═════ Record extracts ═════
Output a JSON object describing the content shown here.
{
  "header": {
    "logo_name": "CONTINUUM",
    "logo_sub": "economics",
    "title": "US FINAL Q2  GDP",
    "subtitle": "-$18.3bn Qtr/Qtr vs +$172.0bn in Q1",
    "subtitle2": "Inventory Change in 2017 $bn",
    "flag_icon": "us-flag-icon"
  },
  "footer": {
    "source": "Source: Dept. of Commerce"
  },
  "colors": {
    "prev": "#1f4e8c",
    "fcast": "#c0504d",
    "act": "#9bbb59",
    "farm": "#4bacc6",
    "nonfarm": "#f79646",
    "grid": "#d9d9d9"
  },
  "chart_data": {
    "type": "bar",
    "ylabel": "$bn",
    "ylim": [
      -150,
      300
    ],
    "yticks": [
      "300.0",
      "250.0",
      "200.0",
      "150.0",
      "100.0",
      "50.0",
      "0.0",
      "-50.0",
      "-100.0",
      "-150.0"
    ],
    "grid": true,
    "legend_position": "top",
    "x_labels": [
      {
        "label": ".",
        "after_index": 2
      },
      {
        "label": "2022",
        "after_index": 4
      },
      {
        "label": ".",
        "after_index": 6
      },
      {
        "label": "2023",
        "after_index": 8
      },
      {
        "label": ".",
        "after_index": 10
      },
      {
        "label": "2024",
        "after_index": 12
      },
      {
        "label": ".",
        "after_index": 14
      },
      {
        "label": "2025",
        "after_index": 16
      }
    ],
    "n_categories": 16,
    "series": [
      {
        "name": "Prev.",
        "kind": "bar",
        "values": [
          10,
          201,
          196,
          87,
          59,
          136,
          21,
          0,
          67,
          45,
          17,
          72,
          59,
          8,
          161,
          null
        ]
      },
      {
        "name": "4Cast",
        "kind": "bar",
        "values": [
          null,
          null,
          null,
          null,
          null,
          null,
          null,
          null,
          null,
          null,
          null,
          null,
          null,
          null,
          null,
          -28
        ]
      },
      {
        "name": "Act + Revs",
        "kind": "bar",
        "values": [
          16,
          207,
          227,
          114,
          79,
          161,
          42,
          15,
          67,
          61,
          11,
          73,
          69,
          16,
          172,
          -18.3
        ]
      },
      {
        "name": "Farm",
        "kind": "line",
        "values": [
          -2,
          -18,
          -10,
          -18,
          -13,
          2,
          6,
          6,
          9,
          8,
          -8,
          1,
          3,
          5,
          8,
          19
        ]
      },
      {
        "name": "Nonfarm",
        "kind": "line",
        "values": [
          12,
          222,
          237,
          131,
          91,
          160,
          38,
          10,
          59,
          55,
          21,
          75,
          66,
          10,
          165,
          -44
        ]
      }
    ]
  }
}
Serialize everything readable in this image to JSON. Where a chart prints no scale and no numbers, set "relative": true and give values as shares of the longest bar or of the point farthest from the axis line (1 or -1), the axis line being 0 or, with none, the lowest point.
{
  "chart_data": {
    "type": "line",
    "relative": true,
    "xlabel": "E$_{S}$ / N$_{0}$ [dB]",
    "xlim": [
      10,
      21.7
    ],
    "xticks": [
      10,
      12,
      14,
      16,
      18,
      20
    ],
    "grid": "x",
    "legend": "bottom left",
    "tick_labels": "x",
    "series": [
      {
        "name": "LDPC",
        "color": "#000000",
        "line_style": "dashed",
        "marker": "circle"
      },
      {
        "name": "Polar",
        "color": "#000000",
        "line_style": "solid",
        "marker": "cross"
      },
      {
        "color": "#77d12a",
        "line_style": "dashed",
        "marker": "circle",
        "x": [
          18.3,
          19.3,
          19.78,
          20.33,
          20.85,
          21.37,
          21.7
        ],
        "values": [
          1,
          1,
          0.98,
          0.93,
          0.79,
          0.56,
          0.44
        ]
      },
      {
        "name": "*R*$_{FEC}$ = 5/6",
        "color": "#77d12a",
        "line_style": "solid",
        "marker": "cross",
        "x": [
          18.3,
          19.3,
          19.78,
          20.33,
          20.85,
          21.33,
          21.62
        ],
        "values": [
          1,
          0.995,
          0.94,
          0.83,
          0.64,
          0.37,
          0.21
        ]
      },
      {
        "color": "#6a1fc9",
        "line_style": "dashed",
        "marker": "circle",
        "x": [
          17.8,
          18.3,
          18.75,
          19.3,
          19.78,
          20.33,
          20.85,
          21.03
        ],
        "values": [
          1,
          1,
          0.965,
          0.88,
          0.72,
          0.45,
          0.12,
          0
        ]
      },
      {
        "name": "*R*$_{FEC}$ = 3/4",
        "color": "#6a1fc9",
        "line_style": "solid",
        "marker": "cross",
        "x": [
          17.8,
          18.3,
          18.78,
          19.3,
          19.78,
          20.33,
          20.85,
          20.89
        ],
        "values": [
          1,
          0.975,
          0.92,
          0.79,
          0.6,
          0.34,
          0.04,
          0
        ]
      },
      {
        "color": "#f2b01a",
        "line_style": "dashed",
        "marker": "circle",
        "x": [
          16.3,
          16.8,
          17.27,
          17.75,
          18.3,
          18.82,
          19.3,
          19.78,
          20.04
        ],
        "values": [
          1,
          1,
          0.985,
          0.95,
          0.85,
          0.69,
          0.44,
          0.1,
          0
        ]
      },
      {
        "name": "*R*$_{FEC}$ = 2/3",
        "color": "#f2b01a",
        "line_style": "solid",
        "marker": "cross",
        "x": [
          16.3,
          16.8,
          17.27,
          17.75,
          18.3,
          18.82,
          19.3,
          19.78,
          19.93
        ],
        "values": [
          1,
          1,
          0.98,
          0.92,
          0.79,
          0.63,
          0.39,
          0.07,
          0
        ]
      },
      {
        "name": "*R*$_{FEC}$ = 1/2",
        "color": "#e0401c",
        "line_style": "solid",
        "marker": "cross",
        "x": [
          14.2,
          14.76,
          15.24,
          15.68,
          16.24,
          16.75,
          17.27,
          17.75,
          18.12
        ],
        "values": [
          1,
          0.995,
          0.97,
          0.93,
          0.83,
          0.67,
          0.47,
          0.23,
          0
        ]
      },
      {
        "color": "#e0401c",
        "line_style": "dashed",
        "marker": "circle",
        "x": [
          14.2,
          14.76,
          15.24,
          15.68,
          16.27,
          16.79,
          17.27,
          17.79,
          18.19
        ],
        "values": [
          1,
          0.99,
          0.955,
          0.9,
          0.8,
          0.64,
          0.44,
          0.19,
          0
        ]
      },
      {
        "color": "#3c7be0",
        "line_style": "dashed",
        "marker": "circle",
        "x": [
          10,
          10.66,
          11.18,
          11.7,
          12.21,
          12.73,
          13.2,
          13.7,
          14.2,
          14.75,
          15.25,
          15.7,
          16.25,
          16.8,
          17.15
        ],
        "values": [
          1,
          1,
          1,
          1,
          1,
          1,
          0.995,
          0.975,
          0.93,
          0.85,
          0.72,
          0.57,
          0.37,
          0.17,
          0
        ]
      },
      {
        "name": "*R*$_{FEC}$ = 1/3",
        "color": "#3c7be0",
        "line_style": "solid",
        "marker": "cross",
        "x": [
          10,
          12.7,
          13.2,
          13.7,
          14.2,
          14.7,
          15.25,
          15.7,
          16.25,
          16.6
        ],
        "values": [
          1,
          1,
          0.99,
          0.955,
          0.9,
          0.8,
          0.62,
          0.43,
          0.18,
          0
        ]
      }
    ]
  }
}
═════
Exercise brief. What is needed here is an exact reproduction of all the entries.

Exercise response.
Output a JSON object describing the content shown here.
{
  "header": {
    "logo_name": "CONTINUUM",
    "logo_sub": "economics",
    "title": "US FINAL Q2  GDP",
    "subtitle": "-$18.3bn Qtr/Qtr vs +$172.0bn in Q1",
    "subtitle2": "Inventory Change in 2017 $bn",
    "flag_icon": "us-flag-icon"
  },
  "footer": {
    "source": "Source: Dept. of Commerce"
  },
  "colors": {
    "prev": "#1f4e8c",
    "fcast": "#c0504d",
    "act": "#9bbb59",
    "farm": "#4bacc6",
    "nonfarm": "#f79646",
    "grid": "#d9d9d9"
  },
  "chart_data": {
    "type": "bar",
    "ylabel": "$bn",
    "ylim": [
      -150,
      300
    ],
    "yticks": [
      "300.0",
      "250.0",
      "200.0",
      "150.0",
      "100.0",
      "50.0",
      "0.0",
      "-50.0",
      "-100.0",
      "-150.0"
    ],
    "grid": true,
    "legend_position": "top",
    "x_labels": [
      {
        "label": ".",
        "after_index": 2
      },
      {
        "label": "2022",
        "after_index": 4
      },
      {
        "label": ".",
        "after_index": 6
      },
      {
        "label": "2023",
        "after_index": 8
      },
      {
        "label": ".",
        "after_index": 10
      },
      {
        "label": "2024",
        "after_index": 12
      },
      {
        "label": ".",
        "after_index": 14
      },
      {
        "label": "2025",
        "after_index": 16
      }
    ],
    "n_categories": 16,
    "series": [
      {
        "name": "Prev.",
        "kind": "bar",
        "values": [
          10,
          201,
          196,
          87,
          59,
          136,
          21,
          0,
          67,
          45,
          17,
          72,
          59,
          8,
          161,
          null
        ]
      },
      {
        "name": "4Cast",
        "kind": "bar",
        "values": [
          null,
          null,
          null,
          null,
          null,
          null,
          null,
          null,
          null,
          null,
          null,
          null,
          null,
          null,
          null,
          -28
        ]
      },
      {
        "name": "Act + Revs",
        "kind": "bar",
        "values": [
          16,
          207,
          227,
          114,
          79,
          161,
          42,
          15,
          67,
          61,
          11,
          73,
          69,
          16,
          172,
          -18.3
        ]
      },
      {
        "name": "Farm",
        "kind": "line",
        "values": [
          -2,
          -18,
          -10,
          -18,
          -13,
          2,
          6,
          6,
          9,
          8,
          -8,
          1,
          3,
          5,
          8,
          19
        ]
      },
      {
        "name": "Nonfarm",
        "kind": "line",
        "values": [
          12,
          222,
          237,
          131,
          91,
          160,
          38,
          10,
          59,
          55,
          21,
          75,
          66,
          10,
          165,
          -44
        ]
      }
    ]
  }
}
Serialize everything readable in this image to JSON. Where a chart prints no scale and no numbers, set "relative": true and give values as shares of the longest bar or of the point farthest from the axis line (1 or -1), the axis line being 0 or, with none, the lowest point.
{
  "chart_data": {
    "type": "line",
    "relative": true,
    "xlabel": "E$_{S}$ / N$_{0}$ [dB]",
    "xlim": [
      10,
      21.7
    ],
    "xticks": [
      10,
      12,
      14,
      16,
      18,
      20
    ],
    "grid": "x",
    "legend": "bottom left",
    "tick_labels": "x",
    "series": [
      {
        "name": "LDPC",
        "color": "#000000",
        "line_style": "dashed",
        "marker": "circle"
      },
      {
        "name": "Polar",
        "color": "#000000",
        "line_style": "solid",
        "marker": "cross"
      },
      {
        "color": "#77d12a",
        "line_style": "dashed",
        "marker": "circle",
        "x": [
          18.3,
          19.3,
          19.78,
          20.33,
          20.85,
          21.37,
          21.7
        ],
        "values": [
          1,
          1,
          0.98,
          0.93,
          0.79,
          0.56,
          0.44
        ]
      },
      {
        "name": "*R*$_{FEC}$ = 5/6",
        "color": "#77d12a",
        "line_style": "solid",
        "marker": "cross",
        "x": [
          18.3,
          19.3,
          19.78,
          20.33,
          20.85,
          21.33,
          21.62
        ],
        "values": [
          1,
          0.995,
          0.94,
          0.83,
          0.64,
          0.37,
          0.21
        ]
      },
      {
        "color": "#6a1fc9",
        "line_style": "dashed",
        "marker": "circle",
        "x": [
          17.8,
          18.3,
          18.75,
          19.3,
          19.78,
          20.33,
          20.85,
          21.03
        ],
        "values": [
          1,
          1,
          0.965,
          0.88,
          0.72,
          0.45,
          0.12,
          0
        ]
      },
      {
        "name": "*R*$_{FEC}$ = 3/4",
        "color": "#6a1fc9",
        "line_style": "solid",
        "marker": "cross",
        "x": [
          17.8,
          18.3,
          18.78,
          19.3,
          19.78,
          20.33,
          20.85,
          20.89
        ],
        "values": [
          1,
          0.975,
          0.92,
          0.79,
          0.6,
          0.34,
          0.04,
          0
        ]
      },
      {
        "color": "#f2b01a",
        "line_style": "dashed",
        "marker": "circle",
        "x": [
          16.3,
          16.8,
          17.27,
          17.75,
          18.3,
          18.82,
          19.3,
          19.78,
          20.04
        ],
        "values": [
          1,
          1,
          0.985,
          0.95,
          0.85,
          0.69,
          0.44,
          0.1,
          0
        ]
      },
      {
        "name": "*R*$_{FEC}$ = 2/3",
        "color": "#f2b01a",
        "line_style": "solid",
        "marker": "cross",
        "x": [
          16.3,
          16.8,
          17.27,
          17.75,
          18.3,
          18.82,
          19.3,
          19.78,
          19.93
        ],
        "values": [
          1,
          1,
          0.98,
          0.92,
          0.79,
          0.63,
          0.39,
          0.07,
          0
        ]
      },
      {
        "name": "*R*$_{FEC}$ = 1/2",
        "color": "#e0401c",
        "line_style": "solid",
        "marker": "cross",
        "x": [
          14.2,
          14.76,
          15.24,
          15.68,
          16.24,
          16.75,
          17.27,
          17.75,
          18.12
        ],
        "values": [
          1,
          0.995,
          0.97,
          0.93,
          0.83,
          0.67,
          0.47,
          0.23,
          0
        ]
      },
      {
        "color": "#e0401c",
        "line_style": "dashed",
        "marker": "circle",
        "x": [
          14.2,
          14.76,
          15.24,
          15.68,
          16.27,
          16.79,
          17.27,
          17.79,
          18.19
        ],
        "values": [
          1,
          0.99,
          0.955,
          0.9,
          0.8,
          0.64,
          0.44,
          0.19,
          0
        ]
      },
      {
        "color": "#3c7be0",
        "line_style": "dashed",
        "marker": "circle",
        "x": [
          10,
          10.66,
          11.18,
          11.7,
          12.21,
          12.73,
          13.2,
          13.7,
          14.2,
          14.75,
          15.25,
          15.7,
          16.25,
          16.8,
          17.15
        ],
        "values": [
          1,
          1,
          1,
          1,
          1,
          1,
          0.995,
          0.975,
          0.93,
          0.85,
          0.72,
          0.57,
          0.37,
          0.17,
          0
        ]
      },
      {
        "name": "*R*$_{FEC}$ = 1/3",
        "color": "#3c7be0",
        "line_style": "solid",
        "marker": "cross",
        "x": [
          10,
          12.7,
          13.2,
          13.7,
          14.2,
          14.7,
          15.25,
          15.7,
          16.25,
          16.6
        ],
        "values": [
          1,
          1,
          0.99,
          0.955,
          0.9,
          0.8,
          0.62,
          0.43,
          0.18,
          0
        ]
      }
    ]
  }
}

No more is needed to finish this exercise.